Does anyone else remember, a few years ago some scientists were claiming they had found evidence of this happening on earth. They made a big splash with a Reddit post and it got some traction online and seemed somewhat legit. They said they were going to come out with more proof shortly.
Given I haven't heard of it since then I'm going to guess it didn't work out, but I still found it intriguing.


----------



## Hollywood Hitler (Jul 20, 2020)

I believe alien probes are walking among us; very high-tech realistic looking human androids are observing us.


----------



## Lemmingwise (Jul 21, 2020)

Minister Burroughs said:


> Even if aliens existed, they'd probably be assholes. I mean, if you came to Earth and a bunch of smelly bipods grabbed you and stuck you in a glass room and fed you grass, would you really want to cooperate and show them how to cure diseases that they physiologically can't get?
> The concept of aliens managing to find us is mind-boggling. The idea of us finding them is laughable. The odds that we're similar enough to have a meaningful exchange of ideas is positively ludicrous. After all, showing up to Africa not speaking the language will get you shot for your fillings. How can we expect aliens to treat us differently?



At least we share a common ancestor.

What's the last time we tried to develop contact with non-human species? What would be the value to talk with a lion or seal if we could?

* **Data extract**:
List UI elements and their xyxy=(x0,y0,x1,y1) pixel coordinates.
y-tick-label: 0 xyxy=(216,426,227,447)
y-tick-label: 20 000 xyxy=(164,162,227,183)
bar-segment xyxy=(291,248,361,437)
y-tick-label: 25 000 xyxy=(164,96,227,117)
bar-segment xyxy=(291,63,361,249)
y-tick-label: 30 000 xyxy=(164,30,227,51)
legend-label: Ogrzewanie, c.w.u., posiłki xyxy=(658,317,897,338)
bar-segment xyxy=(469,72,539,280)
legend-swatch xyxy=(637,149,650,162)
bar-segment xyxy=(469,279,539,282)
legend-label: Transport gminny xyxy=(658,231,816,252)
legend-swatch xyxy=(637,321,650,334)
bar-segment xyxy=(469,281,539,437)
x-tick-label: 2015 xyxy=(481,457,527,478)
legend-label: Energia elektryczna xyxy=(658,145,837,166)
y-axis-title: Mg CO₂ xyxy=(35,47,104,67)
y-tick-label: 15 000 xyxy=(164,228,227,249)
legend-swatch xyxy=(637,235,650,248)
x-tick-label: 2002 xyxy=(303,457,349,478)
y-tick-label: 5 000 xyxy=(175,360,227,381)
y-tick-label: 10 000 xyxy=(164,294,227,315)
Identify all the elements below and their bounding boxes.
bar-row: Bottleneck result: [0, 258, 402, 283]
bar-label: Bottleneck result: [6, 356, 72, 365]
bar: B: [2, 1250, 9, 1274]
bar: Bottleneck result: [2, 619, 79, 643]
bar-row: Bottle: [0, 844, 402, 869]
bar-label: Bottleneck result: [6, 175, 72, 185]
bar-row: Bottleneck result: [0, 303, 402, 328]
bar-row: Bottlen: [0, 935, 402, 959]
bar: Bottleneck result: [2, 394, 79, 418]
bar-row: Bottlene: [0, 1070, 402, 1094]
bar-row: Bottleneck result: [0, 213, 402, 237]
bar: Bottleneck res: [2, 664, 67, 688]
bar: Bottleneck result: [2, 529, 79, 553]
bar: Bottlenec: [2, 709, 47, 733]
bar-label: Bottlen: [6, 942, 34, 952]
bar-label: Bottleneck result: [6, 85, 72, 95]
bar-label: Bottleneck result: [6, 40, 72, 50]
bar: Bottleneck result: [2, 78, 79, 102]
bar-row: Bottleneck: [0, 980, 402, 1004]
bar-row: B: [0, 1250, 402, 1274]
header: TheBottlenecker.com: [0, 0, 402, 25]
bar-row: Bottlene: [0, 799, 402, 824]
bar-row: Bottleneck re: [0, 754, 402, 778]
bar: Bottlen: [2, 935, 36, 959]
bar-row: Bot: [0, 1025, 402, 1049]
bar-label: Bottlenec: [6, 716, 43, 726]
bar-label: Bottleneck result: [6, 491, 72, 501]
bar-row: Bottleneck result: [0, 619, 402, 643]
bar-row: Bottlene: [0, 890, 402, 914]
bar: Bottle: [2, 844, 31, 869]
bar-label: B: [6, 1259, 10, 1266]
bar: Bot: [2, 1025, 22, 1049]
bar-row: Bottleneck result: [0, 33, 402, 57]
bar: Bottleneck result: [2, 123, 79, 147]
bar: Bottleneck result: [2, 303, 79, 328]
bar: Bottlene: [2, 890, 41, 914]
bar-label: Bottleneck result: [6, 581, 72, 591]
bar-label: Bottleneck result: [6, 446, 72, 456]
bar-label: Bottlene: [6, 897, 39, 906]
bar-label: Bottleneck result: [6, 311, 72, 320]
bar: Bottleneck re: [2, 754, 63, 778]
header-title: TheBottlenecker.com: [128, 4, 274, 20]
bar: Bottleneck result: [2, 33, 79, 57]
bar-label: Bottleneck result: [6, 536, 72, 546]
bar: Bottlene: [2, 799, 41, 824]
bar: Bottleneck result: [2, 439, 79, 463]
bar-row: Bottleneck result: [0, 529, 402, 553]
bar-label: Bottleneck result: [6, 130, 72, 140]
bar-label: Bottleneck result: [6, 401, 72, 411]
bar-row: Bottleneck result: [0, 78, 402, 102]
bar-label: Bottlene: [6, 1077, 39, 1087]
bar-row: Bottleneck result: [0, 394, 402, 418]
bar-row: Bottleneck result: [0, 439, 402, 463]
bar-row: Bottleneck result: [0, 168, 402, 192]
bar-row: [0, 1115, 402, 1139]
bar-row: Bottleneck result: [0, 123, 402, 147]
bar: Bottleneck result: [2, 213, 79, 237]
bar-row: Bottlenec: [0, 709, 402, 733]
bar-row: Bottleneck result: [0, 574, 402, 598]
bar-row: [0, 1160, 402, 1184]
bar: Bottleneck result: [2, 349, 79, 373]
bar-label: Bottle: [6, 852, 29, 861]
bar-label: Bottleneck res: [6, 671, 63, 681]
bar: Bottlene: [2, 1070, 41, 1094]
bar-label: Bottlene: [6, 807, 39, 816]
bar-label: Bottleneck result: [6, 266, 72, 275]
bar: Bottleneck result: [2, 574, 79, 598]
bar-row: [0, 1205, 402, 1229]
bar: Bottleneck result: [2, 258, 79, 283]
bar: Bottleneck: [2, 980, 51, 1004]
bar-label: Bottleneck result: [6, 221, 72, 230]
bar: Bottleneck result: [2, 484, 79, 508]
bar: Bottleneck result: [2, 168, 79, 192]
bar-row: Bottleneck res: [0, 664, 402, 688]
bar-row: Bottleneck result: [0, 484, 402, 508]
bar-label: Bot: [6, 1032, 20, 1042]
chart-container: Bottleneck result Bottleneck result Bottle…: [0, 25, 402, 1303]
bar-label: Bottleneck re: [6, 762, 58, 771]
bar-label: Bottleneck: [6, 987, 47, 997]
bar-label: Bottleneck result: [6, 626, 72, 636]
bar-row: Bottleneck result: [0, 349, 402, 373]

* **Your tasks**:
• 1. List every forum username that appears in the thread about alien contact.
• 2. Extend the thread about alien contact past its final line.

* **Numbered answers**:
• 1. Hollywood Hitler, Lemmingwise, Minister Burroughs

• 2.
What's the chance of an alien being both of comparable intellect and comparable sociability and having comparative perspective to facilitate communication?

By all chance either the alien or the human will stand in absolutely dominating fashion over the other and as a result, will not have interest in communicating as equals.


----------



## Dial M for Misgender (Jul 21, 2020)

I have seen a glowing, maneuvering orb that I believe was an autonomous alien probe.


----------



## Calandrino (Jul 25, 2020)

(already posted in other threads, but...)

No less a newspaper of record than the JYT has admitted that planetary incursions by the saucer men are already well underway. More info from the Pentagon to come.



			http://archive.md/ii6dz
		




> Eric W. Davis, an astrophysicist who worked as a subcontractor and then a consultant for the Pentagon U.F.O. program since 2007, said that, in some cases, examination of the materials had so far failed to determine their source and led him to conclude, “We couldn’t make it ourselves.”
> The constraints on discussing classified programs — and the ambiguity of information cited in unclassified slides from the briefings — have put officials who have studied U.F.O.s in the position of stating their views without presenting any hard evidence.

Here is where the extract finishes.